** START Stored rows **

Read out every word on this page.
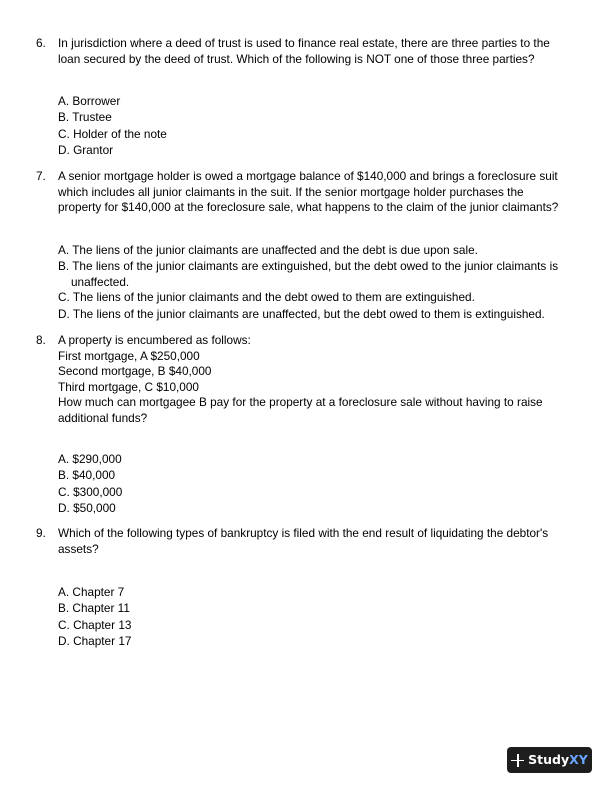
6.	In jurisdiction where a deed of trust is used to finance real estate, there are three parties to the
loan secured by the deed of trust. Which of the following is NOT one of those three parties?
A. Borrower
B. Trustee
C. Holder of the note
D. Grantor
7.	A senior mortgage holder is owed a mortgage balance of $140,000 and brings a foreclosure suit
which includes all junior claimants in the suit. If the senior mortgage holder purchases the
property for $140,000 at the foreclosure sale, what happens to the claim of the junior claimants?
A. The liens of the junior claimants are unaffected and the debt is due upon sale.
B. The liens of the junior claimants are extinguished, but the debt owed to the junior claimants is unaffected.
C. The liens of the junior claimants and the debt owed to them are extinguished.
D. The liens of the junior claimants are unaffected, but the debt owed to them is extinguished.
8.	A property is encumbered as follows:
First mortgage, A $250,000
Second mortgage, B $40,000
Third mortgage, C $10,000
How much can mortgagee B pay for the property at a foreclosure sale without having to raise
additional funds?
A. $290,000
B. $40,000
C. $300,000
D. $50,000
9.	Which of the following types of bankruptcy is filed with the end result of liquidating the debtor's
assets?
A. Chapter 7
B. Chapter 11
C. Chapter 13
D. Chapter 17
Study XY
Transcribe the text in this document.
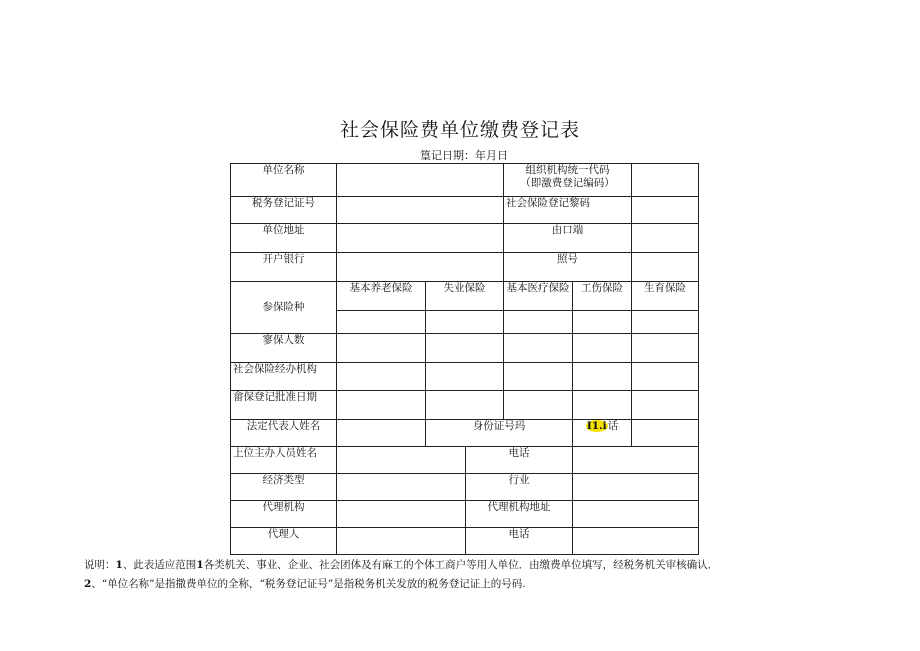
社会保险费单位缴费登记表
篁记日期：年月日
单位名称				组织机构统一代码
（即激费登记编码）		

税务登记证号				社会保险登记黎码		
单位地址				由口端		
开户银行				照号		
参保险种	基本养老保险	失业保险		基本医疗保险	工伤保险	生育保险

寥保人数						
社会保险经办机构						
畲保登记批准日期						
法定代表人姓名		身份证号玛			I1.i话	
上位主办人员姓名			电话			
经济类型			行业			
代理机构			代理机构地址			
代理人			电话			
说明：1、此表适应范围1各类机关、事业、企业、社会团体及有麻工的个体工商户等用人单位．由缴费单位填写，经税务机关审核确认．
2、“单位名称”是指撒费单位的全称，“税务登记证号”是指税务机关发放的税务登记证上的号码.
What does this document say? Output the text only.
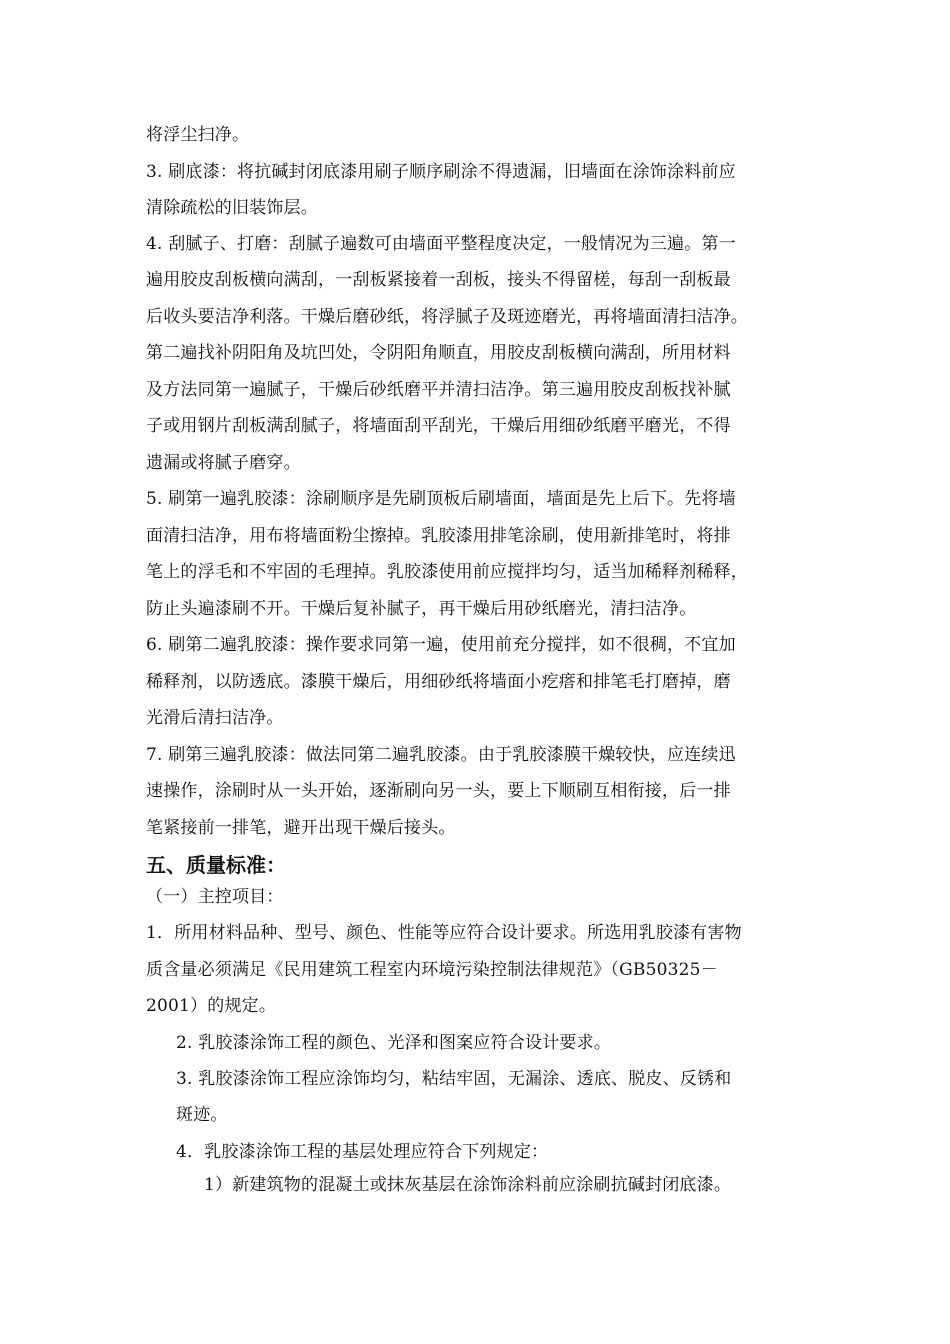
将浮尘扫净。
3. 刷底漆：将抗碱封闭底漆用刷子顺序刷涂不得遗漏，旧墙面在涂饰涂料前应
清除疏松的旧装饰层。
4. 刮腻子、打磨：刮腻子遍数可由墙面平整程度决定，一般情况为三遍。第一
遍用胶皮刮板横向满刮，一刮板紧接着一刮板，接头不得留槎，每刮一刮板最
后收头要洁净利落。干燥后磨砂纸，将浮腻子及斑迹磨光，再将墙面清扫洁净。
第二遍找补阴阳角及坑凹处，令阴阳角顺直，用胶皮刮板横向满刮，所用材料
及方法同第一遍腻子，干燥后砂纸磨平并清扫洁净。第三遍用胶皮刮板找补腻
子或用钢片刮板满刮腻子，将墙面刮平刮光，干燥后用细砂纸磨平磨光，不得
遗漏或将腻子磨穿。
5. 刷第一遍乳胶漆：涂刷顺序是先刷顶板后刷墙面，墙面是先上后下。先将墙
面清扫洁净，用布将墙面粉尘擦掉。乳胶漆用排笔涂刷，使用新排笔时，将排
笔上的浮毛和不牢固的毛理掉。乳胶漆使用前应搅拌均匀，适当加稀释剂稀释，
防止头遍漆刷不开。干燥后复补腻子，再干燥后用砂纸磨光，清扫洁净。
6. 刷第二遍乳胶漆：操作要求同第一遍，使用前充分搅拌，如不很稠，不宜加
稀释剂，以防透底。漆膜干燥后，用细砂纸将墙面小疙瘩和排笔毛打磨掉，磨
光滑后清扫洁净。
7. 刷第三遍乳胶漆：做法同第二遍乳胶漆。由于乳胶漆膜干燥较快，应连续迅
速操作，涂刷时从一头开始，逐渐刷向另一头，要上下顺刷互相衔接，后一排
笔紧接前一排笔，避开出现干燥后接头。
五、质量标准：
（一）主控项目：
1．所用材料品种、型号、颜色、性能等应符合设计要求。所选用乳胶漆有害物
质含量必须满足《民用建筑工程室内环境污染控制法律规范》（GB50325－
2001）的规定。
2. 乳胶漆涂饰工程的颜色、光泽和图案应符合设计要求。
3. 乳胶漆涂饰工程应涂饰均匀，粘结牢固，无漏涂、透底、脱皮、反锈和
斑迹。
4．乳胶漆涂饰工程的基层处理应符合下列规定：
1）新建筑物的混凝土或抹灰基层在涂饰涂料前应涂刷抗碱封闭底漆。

** END Stored rows **

### Written problem
Find how many lines in the records contain the string "foreclosure", then give the number alone.

### Full response
3